Written instruction: Pull every line that holds the word "this" from the entries.

Dataset listings of figures:
--------

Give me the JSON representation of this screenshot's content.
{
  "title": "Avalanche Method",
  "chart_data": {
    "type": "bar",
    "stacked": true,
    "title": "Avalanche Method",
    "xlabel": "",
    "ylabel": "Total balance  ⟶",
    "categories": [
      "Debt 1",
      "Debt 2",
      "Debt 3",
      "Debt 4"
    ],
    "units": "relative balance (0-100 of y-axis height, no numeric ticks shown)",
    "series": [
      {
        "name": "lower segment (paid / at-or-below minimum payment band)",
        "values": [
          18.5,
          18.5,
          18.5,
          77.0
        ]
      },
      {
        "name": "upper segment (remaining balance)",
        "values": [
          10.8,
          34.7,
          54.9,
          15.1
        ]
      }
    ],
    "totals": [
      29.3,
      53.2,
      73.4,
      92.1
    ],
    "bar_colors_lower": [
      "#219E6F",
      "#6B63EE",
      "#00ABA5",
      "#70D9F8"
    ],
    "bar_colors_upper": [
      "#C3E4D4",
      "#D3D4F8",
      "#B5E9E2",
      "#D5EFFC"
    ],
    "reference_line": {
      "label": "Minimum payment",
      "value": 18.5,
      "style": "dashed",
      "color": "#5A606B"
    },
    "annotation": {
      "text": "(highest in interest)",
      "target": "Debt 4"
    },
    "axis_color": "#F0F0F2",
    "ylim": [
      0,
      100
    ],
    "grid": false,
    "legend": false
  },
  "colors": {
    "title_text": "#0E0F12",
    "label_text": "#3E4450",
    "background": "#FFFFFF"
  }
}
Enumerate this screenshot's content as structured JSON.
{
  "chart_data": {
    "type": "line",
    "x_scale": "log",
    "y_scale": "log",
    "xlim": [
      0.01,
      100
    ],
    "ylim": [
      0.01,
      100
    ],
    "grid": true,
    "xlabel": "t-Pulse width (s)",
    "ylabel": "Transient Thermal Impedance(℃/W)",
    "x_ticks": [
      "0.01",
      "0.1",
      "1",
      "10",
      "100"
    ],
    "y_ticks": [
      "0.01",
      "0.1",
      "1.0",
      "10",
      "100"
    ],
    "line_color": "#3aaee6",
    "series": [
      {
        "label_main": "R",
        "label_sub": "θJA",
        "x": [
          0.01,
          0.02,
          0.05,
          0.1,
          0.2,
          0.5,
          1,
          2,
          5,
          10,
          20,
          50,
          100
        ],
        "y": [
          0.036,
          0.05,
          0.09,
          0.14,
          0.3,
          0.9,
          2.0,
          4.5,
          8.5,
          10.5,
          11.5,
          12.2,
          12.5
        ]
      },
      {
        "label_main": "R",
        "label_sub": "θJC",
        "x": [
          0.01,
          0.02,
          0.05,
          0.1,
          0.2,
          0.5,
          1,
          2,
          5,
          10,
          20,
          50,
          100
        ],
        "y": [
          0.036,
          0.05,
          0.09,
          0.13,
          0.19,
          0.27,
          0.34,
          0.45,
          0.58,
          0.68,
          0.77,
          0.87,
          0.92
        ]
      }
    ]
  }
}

--------

Reply to the exercise:
Give me the JSON representation of this screenshot's content.
Enumerate this screenshot's content as structured JSON.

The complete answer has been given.